INPUT RECORDS:
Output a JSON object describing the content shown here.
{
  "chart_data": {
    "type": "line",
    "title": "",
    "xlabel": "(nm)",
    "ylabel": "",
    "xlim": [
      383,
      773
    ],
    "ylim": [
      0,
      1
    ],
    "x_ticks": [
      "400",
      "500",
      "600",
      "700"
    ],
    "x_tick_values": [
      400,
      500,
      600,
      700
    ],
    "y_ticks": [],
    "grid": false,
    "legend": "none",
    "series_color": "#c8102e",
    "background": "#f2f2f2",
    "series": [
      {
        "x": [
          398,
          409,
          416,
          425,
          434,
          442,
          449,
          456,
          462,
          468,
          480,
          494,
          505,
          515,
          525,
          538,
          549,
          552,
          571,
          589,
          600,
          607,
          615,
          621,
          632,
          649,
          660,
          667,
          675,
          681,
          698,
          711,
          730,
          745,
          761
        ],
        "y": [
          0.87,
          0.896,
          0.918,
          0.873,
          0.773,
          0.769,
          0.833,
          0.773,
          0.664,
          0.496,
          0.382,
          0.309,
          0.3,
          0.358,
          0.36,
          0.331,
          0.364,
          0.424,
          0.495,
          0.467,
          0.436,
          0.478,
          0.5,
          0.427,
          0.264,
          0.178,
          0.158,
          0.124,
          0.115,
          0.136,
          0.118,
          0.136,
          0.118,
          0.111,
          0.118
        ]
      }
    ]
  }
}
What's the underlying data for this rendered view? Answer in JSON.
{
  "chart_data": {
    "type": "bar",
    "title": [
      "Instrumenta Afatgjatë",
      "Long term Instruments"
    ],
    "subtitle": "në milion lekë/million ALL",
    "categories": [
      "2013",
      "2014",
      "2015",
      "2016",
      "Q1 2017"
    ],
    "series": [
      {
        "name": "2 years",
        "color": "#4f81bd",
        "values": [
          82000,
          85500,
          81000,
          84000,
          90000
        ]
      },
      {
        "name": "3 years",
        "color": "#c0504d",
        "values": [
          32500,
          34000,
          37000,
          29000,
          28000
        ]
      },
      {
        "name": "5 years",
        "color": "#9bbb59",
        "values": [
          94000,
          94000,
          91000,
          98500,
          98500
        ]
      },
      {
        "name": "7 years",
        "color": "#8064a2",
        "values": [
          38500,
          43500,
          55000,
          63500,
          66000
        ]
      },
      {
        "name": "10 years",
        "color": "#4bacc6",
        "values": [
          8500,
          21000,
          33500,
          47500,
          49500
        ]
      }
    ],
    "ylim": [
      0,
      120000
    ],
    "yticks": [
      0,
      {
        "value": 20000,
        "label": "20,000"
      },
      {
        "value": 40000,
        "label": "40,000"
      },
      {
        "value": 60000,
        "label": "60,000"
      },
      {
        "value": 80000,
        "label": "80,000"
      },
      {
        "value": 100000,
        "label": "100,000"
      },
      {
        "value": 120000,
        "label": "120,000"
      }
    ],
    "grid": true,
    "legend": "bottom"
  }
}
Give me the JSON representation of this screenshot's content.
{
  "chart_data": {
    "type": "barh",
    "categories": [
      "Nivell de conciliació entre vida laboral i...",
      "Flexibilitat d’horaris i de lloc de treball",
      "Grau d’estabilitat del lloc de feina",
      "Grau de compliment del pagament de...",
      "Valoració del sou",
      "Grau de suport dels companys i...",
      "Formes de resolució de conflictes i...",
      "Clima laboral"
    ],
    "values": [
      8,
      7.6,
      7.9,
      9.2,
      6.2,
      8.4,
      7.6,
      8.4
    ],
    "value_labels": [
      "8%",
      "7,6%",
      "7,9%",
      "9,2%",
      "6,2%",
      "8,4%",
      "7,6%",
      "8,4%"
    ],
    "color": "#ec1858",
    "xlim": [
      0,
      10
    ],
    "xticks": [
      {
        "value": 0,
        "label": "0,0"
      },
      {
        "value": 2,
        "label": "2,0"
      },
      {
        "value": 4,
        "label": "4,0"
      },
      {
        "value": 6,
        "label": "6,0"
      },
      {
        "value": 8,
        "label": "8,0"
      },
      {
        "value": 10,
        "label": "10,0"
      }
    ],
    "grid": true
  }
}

EXERCISE DESCRIPTION: Which lines hold the word "lloc"? Return all of them from the records above.

TASK RESPONSE:
      "Flexibilitat d’horaris i de lloc de treball",
      "Grau d’estabilitat del lloc de feina",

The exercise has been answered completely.